---- Supplied material
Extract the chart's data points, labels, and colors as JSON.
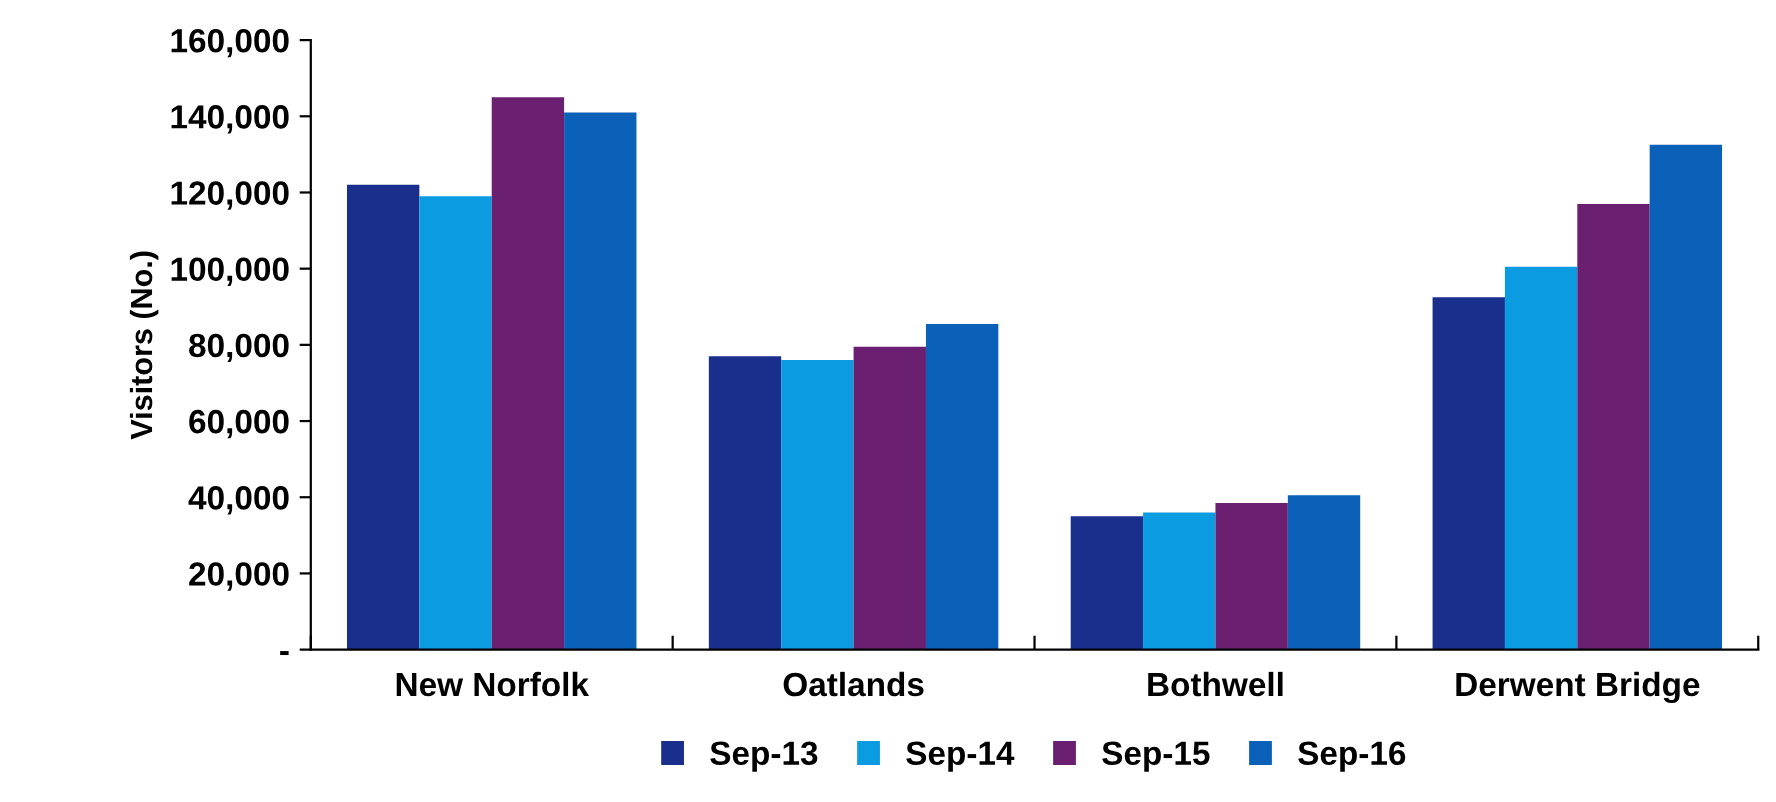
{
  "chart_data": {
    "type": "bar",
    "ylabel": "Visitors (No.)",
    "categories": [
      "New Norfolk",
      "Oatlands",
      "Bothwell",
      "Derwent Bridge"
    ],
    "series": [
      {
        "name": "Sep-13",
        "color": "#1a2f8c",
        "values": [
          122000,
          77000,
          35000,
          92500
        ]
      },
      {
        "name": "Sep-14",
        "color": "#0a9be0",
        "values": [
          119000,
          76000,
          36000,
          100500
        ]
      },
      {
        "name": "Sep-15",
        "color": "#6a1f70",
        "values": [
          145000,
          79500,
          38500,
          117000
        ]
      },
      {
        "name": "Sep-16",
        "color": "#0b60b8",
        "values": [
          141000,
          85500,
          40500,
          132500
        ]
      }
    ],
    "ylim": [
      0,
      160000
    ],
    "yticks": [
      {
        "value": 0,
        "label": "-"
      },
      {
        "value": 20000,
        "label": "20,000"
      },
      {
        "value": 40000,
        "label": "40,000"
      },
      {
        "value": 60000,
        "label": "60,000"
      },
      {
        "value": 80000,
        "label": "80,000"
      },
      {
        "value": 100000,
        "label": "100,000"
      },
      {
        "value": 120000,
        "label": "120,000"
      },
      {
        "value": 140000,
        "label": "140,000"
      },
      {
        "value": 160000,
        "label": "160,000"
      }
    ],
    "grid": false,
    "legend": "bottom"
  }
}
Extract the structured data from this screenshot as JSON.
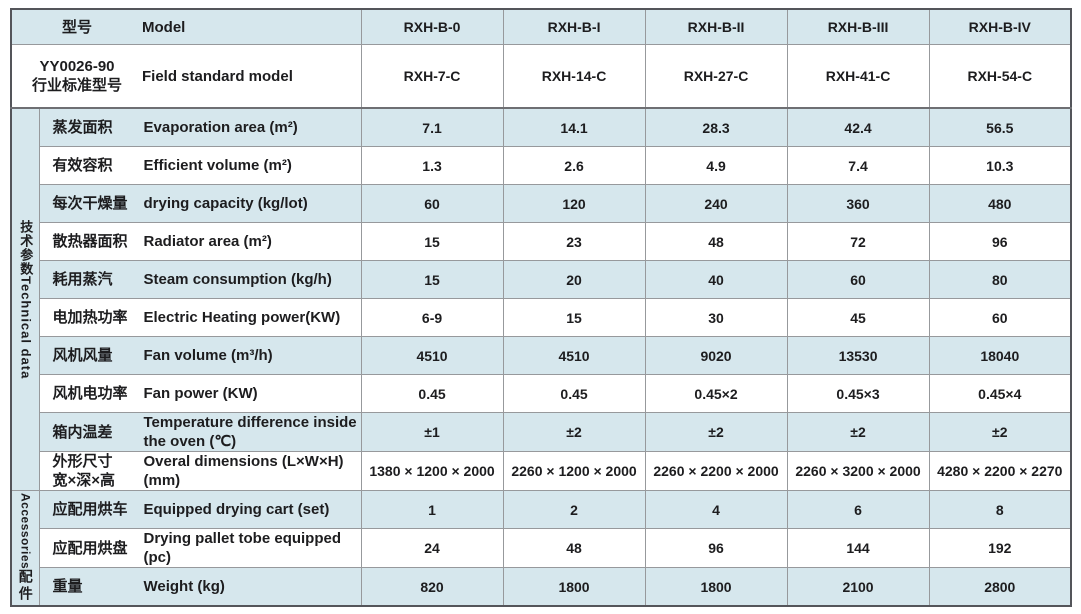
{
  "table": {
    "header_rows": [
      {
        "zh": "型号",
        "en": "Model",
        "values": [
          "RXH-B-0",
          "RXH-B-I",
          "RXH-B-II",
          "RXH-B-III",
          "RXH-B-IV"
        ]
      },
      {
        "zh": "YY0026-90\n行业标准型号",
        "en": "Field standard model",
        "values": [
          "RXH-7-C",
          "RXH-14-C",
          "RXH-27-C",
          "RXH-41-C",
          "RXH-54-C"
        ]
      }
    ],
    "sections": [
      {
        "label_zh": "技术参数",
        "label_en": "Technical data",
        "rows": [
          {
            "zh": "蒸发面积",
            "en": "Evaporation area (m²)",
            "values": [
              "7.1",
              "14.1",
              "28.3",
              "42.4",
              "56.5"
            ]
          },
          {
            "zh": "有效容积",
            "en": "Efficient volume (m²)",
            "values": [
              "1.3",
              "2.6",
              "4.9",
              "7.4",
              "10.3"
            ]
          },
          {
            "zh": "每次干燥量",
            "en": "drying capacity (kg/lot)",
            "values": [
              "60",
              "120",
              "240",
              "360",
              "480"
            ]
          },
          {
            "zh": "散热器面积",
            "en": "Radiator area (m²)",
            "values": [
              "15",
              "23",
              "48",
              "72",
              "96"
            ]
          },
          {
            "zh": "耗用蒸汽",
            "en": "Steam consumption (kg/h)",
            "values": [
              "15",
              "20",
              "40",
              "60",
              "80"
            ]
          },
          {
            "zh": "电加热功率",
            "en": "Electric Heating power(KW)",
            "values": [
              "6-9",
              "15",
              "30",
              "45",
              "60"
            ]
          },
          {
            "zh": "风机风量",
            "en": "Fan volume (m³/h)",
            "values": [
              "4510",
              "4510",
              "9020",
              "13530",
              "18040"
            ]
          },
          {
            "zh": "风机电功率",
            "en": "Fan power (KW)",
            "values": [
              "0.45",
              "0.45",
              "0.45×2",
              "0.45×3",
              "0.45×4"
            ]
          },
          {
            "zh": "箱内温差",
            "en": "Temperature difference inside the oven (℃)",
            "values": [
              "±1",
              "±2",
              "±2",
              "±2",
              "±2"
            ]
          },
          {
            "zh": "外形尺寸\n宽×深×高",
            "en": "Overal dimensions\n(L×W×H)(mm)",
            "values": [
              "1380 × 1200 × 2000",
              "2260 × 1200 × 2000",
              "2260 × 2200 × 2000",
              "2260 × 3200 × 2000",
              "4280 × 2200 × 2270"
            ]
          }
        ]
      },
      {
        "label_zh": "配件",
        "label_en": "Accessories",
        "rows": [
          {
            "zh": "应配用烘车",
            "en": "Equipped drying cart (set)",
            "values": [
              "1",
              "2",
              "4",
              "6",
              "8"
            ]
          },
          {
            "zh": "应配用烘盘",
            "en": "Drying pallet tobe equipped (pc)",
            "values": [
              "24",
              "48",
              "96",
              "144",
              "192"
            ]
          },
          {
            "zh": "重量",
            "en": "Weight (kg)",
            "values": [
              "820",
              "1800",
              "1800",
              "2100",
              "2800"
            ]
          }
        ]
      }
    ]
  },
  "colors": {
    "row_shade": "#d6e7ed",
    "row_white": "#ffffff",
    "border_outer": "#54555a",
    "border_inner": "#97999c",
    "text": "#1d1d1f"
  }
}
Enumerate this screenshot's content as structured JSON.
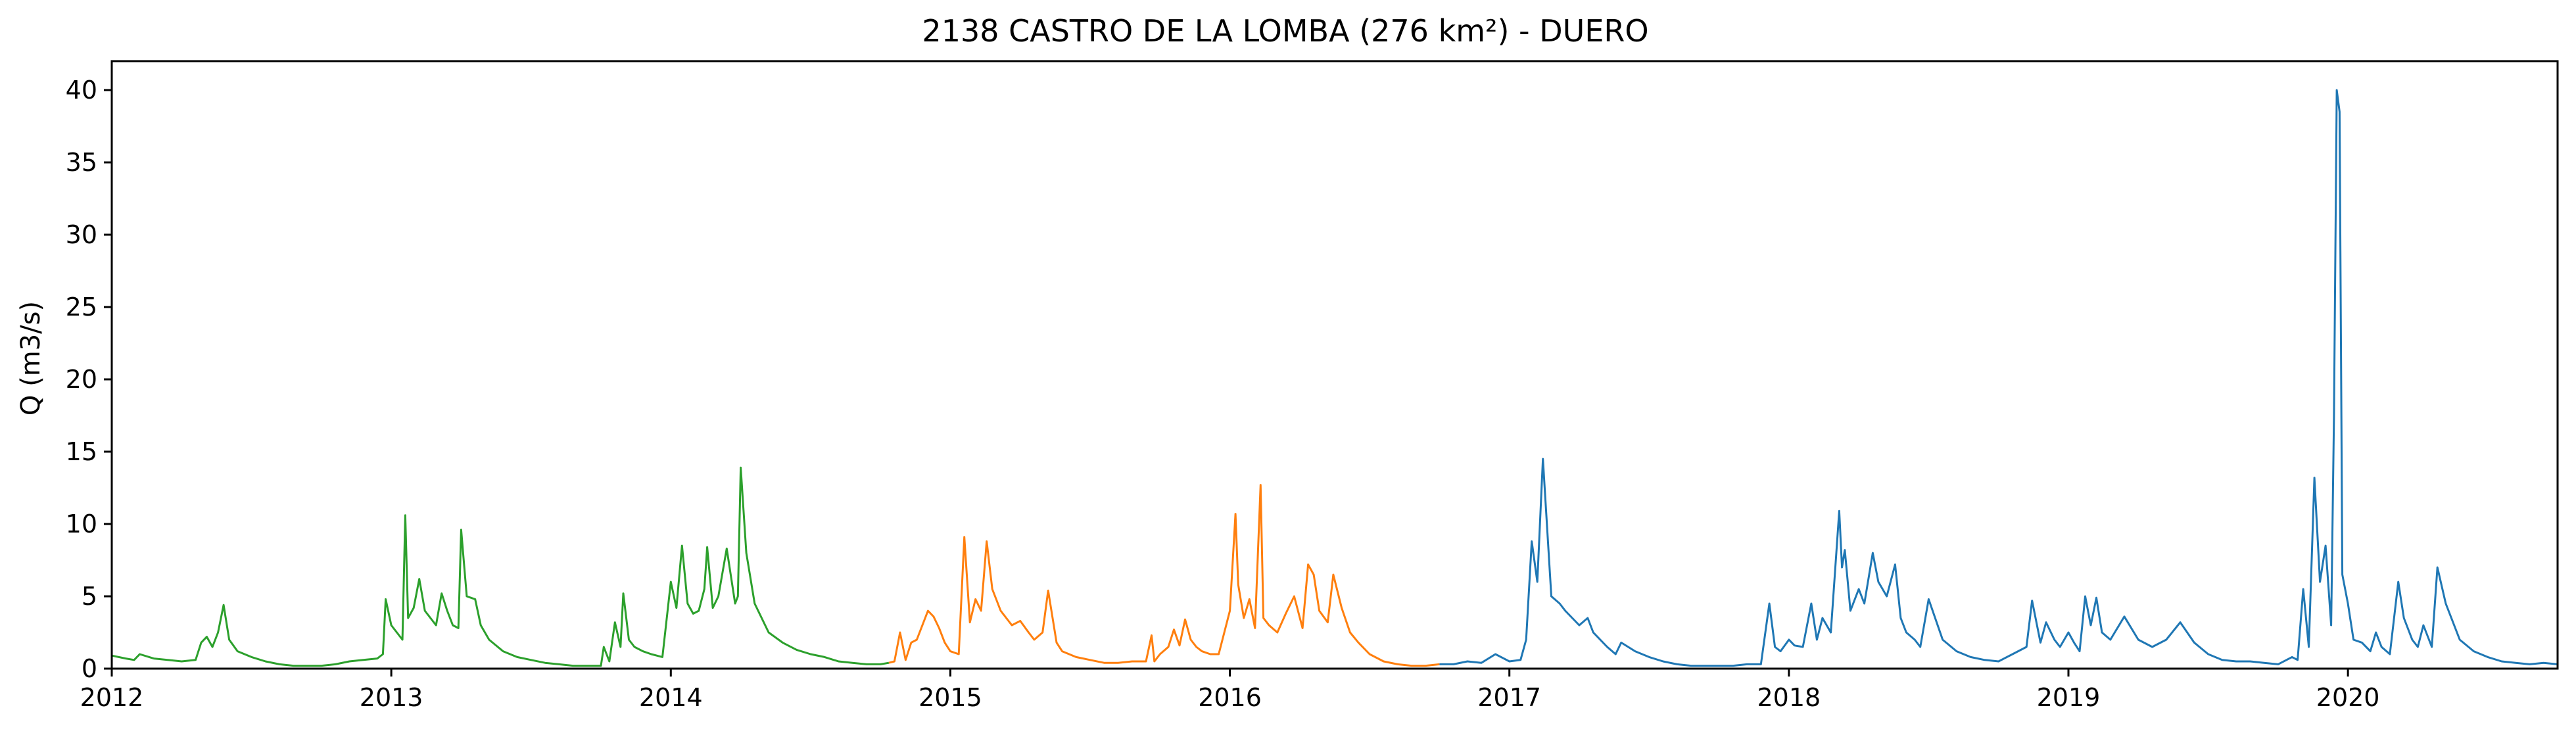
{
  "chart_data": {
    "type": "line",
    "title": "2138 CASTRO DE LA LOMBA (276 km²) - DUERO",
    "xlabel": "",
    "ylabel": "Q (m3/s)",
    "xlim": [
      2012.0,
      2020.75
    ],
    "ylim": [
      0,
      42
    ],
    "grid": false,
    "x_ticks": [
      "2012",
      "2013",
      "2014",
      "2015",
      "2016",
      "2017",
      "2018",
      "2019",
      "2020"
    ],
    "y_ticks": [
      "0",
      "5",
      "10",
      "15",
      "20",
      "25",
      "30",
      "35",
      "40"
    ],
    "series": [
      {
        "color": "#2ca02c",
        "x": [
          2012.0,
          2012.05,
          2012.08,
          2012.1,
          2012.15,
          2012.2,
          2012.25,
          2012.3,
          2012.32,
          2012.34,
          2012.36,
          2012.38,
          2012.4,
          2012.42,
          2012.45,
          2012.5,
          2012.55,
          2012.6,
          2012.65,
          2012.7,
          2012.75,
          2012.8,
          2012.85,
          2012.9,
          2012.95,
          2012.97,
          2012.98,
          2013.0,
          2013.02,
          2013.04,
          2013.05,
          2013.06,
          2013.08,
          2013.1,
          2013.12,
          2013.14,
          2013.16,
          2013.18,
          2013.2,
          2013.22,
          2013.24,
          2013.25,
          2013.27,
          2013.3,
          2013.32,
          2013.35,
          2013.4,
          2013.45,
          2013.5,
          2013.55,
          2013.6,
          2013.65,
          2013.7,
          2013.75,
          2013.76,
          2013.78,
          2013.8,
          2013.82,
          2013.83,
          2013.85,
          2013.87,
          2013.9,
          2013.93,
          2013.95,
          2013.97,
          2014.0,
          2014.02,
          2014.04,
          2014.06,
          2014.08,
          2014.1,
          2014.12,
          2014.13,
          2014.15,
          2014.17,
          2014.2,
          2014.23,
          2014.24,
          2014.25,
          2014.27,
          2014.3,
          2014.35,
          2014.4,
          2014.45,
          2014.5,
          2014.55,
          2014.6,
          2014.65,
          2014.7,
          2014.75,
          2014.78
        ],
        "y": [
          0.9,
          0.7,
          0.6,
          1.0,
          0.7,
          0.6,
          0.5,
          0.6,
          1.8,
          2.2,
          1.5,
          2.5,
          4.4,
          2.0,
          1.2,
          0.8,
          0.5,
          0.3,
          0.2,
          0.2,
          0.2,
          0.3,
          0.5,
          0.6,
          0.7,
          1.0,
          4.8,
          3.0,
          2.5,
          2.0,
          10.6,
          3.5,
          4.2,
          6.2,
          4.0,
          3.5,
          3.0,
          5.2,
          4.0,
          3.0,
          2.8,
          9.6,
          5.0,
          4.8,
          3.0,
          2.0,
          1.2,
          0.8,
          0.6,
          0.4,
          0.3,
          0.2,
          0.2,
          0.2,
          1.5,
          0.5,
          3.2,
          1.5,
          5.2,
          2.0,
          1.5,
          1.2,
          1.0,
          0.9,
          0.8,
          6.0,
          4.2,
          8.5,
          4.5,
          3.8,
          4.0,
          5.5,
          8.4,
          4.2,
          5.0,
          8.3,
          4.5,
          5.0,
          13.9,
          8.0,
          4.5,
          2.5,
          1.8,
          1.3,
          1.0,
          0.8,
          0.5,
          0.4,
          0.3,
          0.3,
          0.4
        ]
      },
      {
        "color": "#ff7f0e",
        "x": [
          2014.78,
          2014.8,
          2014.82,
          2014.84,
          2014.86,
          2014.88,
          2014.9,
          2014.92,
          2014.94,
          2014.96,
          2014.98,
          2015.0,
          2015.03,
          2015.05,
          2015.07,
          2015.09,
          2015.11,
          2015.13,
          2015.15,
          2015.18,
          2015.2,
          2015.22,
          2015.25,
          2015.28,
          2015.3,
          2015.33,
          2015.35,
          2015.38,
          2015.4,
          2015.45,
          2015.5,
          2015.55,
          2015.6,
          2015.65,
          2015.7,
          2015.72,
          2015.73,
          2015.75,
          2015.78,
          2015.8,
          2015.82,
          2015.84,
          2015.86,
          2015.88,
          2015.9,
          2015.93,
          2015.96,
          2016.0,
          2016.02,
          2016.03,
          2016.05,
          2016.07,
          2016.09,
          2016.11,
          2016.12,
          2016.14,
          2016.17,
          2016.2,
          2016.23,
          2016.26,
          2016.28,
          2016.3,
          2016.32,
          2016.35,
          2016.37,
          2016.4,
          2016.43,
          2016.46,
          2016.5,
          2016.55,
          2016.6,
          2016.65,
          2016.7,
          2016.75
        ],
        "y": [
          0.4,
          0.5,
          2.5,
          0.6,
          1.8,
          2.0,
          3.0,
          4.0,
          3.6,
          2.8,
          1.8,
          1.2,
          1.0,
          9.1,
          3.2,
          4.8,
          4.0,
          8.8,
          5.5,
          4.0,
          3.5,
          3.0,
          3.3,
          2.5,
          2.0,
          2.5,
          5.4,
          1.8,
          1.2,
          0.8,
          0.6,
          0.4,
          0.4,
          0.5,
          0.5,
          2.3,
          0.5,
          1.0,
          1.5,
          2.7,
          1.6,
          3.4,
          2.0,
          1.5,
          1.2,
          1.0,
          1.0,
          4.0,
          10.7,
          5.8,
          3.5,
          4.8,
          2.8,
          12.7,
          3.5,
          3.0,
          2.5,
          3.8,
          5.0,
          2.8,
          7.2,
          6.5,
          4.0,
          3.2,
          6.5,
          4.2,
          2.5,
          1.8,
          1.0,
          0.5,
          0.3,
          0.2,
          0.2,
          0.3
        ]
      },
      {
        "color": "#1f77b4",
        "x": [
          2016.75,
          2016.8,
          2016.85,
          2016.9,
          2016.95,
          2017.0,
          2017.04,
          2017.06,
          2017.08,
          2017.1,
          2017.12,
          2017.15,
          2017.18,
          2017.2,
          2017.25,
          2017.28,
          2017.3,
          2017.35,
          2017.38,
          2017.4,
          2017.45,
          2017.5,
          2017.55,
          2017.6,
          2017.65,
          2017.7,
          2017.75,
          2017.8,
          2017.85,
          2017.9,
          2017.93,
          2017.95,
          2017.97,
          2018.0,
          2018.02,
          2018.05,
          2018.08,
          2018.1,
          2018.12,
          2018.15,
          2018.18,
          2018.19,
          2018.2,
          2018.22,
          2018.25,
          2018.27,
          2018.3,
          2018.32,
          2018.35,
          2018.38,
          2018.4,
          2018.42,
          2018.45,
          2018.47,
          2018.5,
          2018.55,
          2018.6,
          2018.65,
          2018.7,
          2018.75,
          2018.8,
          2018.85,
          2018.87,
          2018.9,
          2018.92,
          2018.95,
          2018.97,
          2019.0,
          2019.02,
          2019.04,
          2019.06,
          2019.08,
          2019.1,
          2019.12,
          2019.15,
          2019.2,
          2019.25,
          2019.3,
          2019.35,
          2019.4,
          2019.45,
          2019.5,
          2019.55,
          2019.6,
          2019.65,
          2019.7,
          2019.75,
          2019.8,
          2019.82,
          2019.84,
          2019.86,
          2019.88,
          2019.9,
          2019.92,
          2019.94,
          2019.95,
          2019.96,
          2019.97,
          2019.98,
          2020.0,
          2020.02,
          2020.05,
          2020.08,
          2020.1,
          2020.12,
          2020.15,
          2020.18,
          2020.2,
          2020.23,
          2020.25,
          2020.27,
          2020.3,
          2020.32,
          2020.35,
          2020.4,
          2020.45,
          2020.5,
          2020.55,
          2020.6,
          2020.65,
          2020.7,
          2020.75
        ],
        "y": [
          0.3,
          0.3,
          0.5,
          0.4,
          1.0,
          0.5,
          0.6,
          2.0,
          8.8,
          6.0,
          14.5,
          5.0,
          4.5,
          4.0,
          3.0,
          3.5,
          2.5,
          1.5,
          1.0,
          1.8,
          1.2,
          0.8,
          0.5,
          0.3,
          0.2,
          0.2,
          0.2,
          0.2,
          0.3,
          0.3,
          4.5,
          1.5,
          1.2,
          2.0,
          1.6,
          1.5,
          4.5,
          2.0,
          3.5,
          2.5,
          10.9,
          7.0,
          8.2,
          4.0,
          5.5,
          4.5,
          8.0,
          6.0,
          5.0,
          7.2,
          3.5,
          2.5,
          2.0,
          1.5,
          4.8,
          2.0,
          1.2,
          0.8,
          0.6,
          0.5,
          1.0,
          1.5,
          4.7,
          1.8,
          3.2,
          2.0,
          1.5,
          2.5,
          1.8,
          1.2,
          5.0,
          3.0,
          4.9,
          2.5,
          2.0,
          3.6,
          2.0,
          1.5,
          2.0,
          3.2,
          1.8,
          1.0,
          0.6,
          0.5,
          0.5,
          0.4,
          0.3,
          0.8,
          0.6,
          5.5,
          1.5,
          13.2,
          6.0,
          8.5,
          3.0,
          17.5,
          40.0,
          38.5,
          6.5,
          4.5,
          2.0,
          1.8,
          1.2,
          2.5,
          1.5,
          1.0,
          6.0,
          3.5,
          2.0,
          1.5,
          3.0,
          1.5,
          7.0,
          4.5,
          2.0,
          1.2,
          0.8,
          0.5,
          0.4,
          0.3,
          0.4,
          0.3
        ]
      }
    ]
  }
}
--------
- [Task instructions]: Gather all the lines that include the word "name" and copy them out.

- [Output for this task]:
        "name": "Sep-13",
        "name": "Sep-14",
        "name": "Sep-15",
        "name": "Sep-16",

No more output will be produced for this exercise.